## [Description of the task]
Spot every line with the word "JSON" and return it.

* Begin Given records *

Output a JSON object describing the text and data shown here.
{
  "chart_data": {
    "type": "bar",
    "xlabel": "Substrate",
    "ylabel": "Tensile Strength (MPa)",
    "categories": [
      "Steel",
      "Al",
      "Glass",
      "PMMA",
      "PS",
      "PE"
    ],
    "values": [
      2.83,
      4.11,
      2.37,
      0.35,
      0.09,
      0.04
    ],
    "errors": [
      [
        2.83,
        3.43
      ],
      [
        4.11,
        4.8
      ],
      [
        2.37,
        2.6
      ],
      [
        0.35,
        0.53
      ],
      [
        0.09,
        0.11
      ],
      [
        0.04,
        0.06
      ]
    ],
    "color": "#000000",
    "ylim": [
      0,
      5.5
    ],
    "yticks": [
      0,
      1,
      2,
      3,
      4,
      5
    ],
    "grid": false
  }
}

* End Given records *
* Begin Given records *

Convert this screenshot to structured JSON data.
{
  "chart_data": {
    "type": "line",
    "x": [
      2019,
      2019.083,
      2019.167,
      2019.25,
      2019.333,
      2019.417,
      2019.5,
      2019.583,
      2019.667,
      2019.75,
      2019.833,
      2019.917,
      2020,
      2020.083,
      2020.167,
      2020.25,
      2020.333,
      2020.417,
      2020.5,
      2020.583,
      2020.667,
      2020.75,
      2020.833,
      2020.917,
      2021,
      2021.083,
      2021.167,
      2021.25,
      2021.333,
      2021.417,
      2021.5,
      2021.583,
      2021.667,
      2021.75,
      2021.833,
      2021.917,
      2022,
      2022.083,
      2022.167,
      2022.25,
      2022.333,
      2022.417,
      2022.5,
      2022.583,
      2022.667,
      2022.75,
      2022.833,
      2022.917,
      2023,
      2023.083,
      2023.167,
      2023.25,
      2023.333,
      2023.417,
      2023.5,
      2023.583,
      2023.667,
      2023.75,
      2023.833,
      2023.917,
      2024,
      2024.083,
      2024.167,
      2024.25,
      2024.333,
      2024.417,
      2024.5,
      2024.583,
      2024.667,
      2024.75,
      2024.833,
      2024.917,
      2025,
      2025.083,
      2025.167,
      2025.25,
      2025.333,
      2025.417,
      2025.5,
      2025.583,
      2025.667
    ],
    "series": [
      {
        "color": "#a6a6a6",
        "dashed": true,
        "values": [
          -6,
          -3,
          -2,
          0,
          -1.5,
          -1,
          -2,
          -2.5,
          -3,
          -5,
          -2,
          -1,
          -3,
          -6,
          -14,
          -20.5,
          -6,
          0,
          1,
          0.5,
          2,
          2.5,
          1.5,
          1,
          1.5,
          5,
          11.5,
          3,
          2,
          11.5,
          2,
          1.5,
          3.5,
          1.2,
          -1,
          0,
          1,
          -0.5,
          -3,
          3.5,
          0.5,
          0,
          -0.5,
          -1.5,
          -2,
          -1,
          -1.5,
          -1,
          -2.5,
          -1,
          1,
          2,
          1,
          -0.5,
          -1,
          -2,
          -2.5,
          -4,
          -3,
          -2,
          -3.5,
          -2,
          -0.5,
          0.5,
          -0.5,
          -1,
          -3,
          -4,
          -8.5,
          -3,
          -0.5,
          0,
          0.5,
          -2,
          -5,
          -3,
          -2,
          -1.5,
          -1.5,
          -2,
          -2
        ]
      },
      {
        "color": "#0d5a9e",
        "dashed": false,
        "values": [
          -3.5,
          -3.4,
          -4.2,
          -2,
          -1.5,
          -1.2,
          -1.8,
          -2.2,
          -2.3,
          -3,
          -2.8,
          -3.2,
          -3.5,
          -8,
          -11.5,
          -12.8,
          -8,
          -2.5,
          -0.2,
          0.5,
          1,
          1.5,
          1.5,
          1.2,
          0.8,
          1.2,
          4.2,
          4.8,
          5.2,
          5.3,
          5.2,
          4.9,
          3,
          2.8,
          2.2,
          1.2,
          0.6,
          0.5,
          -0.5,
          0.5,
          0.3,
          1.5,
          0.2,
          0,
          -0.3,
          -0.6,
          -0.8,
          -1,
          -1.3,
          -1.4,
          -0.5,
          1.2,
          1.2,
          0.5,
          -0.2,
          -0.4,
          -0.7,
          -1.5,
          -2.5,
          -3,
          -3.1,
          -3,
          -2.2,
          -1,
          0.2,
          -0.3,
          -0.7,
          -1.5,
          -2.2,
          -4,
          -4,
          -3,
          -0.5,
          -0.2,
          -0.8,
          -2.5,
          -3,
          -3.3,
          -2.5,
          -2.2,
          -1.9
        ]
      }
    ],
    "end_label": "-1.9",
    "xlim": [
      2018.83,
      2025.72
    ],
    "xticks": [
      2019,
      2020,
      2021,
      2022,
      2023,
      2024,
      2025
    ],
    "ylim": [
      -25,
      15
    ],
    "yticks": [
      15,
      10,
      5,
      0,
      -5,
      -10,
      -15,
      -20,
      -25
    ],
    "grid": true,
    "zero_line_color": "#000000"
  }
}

* End Given records *

## [Answer below]
Output a JSON object describing the text and data shown here.
Convert this screenshot to structured JSON data.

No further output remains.